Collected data
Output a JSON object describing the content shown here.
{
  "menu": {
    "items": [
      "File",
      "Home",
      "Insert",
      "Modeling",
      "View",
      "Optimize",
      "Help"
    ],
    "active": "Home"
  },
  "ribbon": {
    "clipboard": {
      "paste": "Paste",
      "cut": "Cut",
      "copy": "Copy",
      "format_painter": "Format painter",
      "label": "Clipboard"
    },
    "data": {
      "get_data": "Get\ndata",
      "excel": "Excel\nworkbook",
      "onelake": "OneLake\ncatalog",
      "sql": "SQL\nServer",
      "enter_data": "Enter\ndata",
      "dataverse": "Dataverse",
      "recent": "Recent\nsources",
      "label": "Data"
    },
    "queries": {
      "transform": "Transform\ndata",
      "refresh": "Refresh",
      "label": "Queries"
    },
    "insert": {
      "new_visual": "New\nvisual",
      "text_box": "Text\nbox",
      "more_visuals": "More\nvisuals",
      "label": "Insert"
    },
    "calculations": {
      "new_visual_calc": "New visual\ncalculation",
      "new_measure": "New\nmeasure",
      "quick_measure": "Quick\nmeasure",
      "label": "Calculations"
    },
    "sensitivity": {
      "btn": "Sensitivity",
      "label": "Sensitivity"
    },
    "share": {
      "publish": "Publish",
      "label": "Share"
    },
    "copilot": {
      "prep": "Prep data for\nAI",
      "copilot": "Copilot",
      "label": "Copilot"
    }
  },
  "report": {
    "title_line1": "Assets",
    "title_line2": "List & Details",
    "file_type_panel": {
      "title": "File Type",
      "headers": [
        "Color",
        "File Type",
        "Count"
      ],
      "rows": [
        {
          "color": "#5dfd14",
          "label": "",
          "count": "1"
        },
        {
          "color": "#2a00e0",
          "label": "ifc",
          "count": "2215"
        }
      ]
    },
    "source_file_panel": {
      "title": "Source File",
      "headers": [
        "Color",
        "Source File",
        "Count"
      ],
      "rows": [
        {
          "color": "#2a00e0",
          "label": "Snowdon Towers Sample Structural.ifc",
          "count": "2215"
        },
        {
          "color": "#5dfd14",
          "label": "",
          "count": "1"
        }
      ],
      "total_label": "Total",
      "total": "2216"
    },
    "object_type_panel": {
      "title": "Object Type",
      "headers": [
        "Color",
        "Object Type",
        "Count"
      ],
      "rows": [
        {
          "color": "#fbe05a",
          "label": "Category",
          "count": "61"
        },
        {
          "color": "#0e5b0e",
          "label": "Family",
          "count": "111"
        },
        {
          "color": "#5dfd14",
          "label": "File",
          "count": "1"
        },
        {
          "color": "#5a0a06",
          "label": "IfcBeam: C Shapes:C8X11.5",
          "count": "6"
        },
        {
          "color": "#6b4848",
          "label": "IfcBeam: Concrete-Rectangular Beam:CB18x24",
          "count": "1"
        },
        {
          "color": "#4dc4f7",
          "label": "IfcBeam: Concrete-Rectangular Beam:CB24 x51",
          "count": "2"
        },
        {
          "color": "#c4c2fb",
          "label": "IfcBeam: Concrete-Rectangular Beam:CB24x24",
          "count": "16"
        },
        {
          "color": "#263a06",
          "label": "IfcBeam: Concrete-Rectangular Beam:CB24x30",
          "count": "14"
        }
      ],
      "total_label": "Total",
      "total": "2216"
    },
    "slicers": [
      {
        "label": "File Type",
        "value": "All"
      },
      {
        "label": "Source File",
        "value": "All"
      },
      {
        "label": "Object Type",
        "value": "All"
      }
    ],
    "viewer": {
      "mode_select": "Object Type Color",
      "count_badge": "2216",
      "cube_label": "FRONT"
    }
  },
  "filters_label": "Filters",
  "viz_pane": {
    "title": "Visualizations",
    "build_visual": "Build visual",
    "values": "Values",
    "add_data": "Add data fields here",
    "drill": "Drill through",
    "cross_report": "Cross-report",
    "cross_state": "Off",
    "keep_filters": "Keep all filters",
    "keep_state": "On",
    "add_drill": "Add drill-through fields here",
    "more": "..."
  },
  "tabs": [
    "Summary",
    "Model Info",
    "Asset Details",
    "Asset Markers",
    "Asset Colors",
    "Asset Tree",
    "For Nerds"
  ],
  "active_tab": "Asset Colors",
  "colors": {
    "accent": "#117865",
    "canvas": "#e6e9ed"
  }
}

§ **Task directions**: Write every entry out again exactly.

§ **Answer to this task**:
Output a JSON object describing the content shown here.
{
  "menu": {
    "items": [
      "File",
      "Home",
      "Insert",
      "Modeling",
      "View",
      "Optimize",
      "Help"
    ],
    "active": "Home"
  },
  "ribbon": {
    "clipboard": {
      "paste": "Paste",
      "cut": "Cut",
      "copy": "Copy",
      "format_painter": "Format painter",
      "label": "Clipboard"
    },
    "data": {
      "get_data": "Get\ndata",
      "excel": "Excel\nworkbook",
      "onelake": "OneLake\ncatalog",
      "sql": "SQL\nServer",
      "enter_data": "Enter\ndata",
      "dataverse": "Dataverse",
      "recent": "Recent\nsources",
      "label": "Data"
    },
    "queries": {
      "transform": "Transform\ndata",
      "refresh": "Refresh",
      "label": "Queries"
    },
    "insert": {
      "new_visual": "New\nvisual",
      "text_box": "Text\nbox",
      "more_visuals": "More\nvisuals",
      "label": "Insert"
    },
    "calculations": {
      "new_visual_calc": "New visual\ncalculation",
      "new_measure": "New\nmeasure",
      "quick_measure": "Quick\nmeasure",
      "label": "Calculations"
    },
    "sensitivity": {
      "btn": "Sensitivity",
      "label": "Sensitivity"
    },
    "share": {
      "publish": "Publish",
      "label": "Share"
    },
    "copilot": {
      "prep": "Prep data for\nAI",
      "copilot": "Copilot",
      "label": "Copilot"
    }
  },
  "report": {
    "title_line1": "Assets",
    "title_line2": "List & Details",
    "file_type_panel": {
      "title": "File Type",
      "headers": [
        "Color",
        "File Type",
        "Count"
      ],
      "rows": [
        {
          "color": "#5dfd14",
          "label": "",
          "count": "1"
        },
        {
          "color": "#2a00e0",
          "label": "ifc",
          "count": "2215"
        }
      ]
    },
    "source_file_panel": {
      "title": "Source File",
      "headers": [
        "Color",
        "Source File",
        "Count"
      ],
      "rows": [
        {
          "color": "#2a00e0",
          "label": "Snowdon Towers Sample Structural.ifc",
          "count": "2215"
        },
        {
          "color": "#5dfd14",
          "label": "",
          "count": "1"
        }
      ],
      "total_label": "Total",
      "total": "2216"
    },
    "object_type_panel": {
      "title": "Object Type",
      "headers": [
        "Color",
        "Object Type",
        "Count"
      ],
      "rows": [
        {
          "color": "#fbe05a",
          "label": "Category",
          "count": "61"
        },
        {
          "color": "#0e5b0e",
          "label": "Family",
          "count": "111"
        },
        {
          "color": "#5dfd14",
          "label": "File",
          "count": "1"
        },
        {
          "color": "#5a0a06",
          "label": "IfcBeam: C Shapes:C8X11.5",
          "count": "6"
        },
        {
          "color": "#6b4848",
          "label": "IfcBeam: Concrete-Rectangular Beam:CB18x24",
          "count": "1"
        },
        {
          "color": "#4dc4f7",
          "label": "IfcBeam: Concrete-Rectangular Beam:CB24 x51",
          "count": "2"
        },
        {
          "color": "#c4c2fb",
          "label": "IfcBeam: Concrete-Rectangular Beam:CB24x24",
          "count": "16"
        },
        {
          "color": "#263a06",
          "label": "IfcBeam: Concrete-Rectangular Beam:CB24x30",
          "count": "14"
        }
      ],
      "total_label": "Total",
      "total": "2216"
    },
    "slicers": [
      {
        "label": "File Type",
        "value": "All"
      },
      {
        "label": "Source File",
        "value": "All"
      },
      {
        "label": "Object Type",
        "value": "All"
      }
    ],
    "viewer": {
      "mode_select": "Object Type Color",
      "count_badge": "2216",
      "cube_label": "FRONT"
    }
  },
  "filters_label": "Filters",
  "viz_pane": {
    "title": "Visualizations",
    "build_visual": "Build visual",
    "values": "Values",
    "add_data": "Add data fields here",
    "drill": "Drill through",
    "cross_report": "Cross-report",
    "cross_state": "Off",
    "keep_filters": "Keep all filters",
    "keep_state": "On",
    "add_drill": "Add drill-through fields here",
    "more": "..."
  },
  "tabs": [
    "Summary",
    "Model Info",
    "Asset Details",
    "Asset Markers",
    "Asset Colors",
    "Asset Tree",
    "For Nerds"
  ],
  "active_tab": "Asset Colors",
  "colors": {
    "accent": "#117865",
    "canvas": "#e6e9ed"
  }
}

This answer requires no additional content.